▶ Exercise brief: Select from the records below every line that has the word "fisch" in it.

Records from a data collection
==================================================
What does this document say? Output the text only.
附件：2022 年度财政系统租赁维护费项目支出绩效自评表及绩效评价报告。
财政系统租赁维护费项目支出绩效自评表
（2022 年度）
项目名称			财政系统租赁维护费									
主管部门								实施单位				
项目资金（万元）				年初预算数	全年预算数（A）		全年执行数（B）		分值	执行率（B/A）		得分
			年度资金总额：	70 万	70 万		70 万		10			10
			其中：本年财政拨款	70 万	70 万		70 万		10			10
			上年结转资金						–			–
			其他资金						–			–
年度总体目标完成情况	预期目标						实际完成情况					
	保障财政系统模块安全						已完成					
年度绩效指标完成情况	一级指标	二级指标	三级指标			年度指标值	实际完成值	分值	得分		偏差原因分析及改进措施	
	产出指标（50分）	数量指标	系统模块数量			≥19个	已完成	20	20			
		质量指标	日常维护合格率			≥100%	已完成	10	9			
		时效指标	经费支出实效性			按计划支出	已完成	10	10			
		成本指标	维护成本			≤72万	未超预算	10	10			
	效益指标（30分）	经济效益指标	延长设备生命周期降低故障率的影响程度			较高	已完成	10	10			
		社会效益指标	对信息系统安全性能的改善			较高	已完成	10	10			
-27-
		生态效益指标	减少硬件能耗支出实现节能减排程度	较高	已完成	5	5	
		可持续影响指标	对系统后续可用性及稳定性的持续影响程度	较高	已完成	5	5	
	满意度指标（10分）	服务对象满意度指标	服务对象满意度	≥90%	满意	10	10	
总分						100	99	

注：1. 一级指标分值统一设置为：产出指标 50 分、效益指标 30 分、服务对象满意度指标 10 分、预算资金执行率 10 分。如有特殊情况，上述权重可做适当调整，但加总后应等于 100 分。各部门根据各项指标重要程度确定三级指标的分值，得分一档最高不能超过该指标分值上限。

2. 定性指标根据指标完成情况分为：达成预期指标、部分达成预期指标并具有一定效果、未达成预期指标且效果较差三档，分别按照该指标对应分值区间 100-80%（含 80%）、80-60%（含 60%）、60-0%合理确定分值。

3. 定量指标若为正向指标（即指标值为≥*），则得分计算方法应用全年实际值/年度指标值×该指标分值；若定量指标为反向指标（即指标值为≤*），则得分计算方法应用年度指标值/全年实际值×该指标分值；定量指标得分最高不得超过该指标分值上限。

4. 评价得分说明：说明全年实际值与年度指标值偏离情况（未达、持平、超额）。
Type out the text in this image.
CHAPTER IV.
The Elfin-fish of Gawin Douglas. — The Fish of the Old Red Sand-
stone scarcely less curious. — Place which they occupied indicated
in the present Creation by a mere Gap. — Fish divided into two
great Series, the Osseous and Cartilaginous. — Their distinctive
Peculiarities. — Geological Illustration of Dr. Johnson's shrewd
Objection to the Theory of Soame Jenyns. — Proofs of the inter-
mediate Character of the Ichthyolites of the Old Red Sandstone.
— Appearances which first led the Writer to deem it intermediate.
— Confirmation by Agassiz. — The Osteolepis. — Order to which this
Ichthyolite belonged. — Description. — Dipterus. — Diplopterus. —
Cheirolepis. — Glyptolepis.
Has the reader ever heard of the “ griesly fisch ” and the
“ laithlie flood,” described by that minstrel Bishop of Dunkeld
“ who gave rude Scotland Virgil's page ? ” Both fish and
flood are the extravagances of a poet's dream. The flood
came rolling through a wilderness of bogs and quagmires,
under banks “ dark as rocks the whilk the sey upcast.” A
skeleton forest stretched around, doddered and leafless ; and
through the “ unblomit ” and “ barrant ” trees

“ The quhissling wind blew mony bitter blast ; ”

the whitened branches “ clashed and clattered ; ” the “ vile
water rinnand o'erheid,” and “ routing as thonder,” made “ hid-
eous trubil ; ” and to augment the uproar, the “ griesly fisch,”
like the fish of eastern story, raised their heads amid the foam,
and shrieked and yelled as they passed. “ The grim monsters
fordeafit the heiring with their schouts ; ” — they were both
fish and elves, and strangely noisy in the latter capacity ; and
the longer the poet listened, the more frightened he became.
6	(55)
==================================================
▶ Problem solution:
Has the reader ever heard of the “ griesly fisch ” and the
eous trubil ; ” and to augment the uproar, the “ griesly fisch,”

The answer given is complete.